** START **
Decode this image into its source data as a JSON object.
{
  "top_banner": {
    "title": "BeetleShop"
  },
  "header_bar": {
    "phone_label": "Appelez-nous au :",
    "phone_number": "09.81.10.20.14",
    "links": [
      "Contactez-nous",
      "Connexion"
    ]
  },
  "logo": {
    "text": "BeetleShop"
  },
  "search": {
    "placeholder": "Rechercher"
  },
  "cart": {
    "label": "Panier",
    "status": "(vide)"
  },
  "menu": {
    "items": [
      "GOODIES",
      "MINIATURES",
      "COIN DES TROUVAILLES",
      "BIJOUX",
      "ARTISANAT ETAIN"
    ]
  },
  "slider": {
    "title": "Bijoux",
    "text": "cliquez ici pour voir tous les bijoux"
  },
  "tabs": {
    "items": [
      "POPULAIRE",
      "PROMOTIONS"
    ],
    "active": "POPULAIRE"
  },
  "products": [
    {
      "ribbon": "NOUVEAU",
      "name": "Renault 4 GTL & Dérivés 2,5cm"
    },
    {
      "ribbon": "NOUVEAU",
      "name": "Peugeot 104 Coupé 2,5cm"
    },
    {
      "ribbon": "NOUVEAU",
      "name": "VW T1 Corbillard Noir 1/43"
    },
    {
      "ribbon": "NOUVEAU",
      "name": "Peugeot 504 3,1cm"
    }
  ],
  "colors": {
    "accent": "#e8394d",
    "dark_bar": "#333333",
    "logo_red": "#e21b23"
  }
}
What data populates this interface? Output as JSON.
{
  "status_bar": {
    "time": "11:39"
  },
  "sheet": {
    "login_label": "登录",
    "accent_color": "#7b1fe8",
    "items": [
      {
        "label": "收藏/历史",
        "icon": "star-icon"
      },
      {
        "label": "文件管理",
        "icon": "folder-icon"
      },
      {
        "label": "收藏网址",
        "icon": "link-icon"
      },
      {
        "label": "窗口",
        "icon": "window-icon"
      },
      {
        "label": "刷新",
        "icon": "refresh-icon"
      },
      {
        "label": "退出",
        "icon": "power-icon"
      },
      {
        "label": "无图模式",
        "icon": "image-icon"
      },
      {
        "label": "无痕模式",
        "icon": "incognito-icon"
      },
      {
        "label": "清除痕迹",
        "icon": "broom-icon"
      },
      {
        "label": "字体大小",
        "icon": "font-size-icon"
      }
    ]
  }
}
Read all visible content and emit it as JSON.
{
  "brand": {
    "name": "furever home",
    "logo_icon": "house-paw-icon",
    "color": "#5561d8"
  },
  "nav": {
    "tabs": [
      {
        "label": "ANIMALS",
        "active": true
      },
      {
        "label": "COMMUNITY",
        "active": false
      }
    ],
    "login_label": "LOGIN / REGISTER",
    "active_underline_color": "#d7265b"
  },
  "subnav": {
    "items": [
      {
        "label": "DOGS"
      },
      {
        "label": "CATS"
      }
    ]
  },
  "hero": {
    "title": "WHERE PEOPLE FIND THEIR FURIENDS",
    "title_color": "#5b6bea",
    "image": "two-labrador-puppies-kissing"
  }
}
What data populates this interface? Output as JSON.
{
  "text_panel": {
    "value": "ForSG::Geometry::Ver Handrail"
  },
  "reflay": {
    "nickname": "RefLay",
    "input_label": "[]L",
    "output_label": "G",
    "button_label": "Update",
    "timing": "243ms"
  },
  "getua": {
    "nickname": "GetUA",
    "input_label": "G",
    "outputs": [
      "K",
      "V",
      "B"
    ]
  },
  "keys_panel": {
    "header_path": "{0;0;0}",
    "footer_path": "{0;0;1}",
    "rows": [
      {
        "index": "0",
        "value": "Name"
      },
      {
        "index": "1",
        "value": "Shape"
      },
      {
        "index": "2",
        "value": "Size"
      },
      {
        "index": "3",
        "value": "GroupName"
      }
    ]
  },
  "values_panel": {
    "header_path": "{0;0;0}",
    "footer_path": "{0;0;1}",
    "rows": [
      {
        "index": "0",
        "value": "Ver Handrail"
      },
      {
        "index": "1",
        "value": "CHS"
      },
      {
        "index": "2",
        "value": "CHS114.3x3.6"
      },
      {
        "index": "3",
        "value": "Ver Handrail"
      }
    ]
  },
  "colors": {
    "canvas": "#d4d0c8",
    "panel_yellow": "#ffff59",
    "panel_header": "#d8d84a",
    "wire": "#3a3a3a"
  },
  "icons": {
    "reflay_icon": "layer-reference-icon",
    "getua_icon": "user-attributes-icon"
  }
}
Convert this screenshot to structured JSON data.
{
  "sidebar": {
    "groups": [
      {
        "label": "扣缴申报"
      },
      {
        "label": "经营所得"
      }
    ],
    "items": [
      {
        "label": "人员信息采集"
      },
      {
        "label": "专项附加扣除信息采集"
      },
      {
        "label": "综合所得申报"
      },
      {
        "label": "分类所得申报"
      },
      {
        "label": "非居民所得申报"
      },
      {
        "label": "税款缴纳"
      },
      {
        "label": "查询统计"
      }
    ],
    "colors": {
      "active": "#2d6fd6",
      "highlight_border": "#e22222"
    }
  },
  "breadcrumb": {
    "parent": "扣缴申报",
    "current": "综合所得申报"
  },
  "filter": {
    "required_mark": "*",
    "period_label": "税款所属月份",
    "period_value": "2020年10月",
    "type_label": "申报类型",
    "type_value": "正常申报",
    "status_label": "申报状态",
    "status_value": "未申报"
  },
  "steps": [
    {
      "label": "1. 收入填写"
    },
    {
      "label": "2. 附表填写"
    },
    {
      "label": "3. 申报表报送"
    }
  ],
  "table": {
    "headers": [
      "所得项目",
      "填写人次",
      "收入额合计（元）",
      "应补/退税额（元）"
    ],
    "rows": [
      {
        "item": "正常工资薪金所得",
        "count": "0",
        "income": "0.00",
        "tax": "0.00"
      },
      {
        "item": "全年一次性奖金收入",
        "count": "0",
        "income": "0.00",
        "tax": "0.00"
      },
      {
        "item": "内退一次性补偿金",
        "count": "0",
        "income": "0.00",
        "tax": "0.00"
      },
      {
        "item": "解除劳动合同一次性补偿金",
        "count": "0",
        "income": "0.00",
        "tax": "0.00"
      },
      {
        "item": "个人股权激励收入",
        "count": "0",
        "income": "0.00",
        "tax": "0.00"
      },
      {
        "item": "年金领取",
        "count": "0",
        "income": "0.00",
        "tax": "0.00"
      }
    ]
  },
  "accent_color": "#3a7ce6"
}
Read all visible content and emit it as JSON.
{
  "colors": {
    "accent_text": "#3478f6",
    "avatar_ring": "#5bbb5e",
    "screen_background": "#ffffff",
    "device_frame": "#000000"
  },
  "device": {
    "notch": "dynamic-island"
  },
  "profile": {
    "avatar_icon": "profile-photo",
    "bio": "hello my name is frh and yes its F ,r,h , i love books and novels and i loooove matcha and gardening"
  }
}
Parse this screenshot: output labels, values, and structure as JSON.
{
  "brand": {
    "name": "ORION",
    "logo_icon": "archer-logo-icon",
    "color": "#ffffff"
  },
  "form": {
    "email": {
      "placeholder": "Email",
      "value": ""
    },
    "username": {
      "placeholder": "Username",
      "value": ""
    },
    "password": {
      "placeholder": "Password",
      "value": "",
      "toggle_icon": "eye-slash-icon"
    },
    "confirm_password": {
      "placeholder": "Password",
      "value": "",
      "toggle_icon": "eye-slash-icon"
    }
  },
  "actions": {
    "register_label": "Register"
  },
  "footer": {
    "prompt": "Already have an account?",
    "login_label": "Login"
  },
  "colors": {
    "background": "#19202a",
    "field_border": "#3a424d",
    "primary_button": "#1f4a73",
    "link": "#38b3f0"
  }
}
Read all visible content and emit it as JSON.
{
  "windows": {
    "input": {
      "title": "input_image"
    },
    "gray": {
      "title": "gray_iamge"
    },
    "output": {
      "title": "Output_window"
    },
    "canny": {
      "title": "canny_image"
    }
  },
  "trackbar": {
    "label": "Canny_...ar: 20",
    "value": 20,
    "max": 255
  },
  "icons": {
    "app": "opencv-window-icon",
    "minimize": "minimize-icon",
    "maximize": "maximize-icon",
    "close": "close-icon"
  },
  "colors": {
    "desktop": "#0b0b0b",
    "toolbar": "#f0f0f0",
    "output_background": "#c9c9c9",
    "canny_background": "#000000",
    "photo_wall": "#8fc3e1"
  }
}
** END **
The problem — Copy each line of the preceding data that contains the string "this".

Result of the exercise —
Decode this image into its source data as a JSON object.
What data populates this interface? Output as JSON.
What data populates this interface? Output as JSON.
Convert this screenshot to structured JSON data.
Parse this screenshot: output labels, values, and structure as JSON.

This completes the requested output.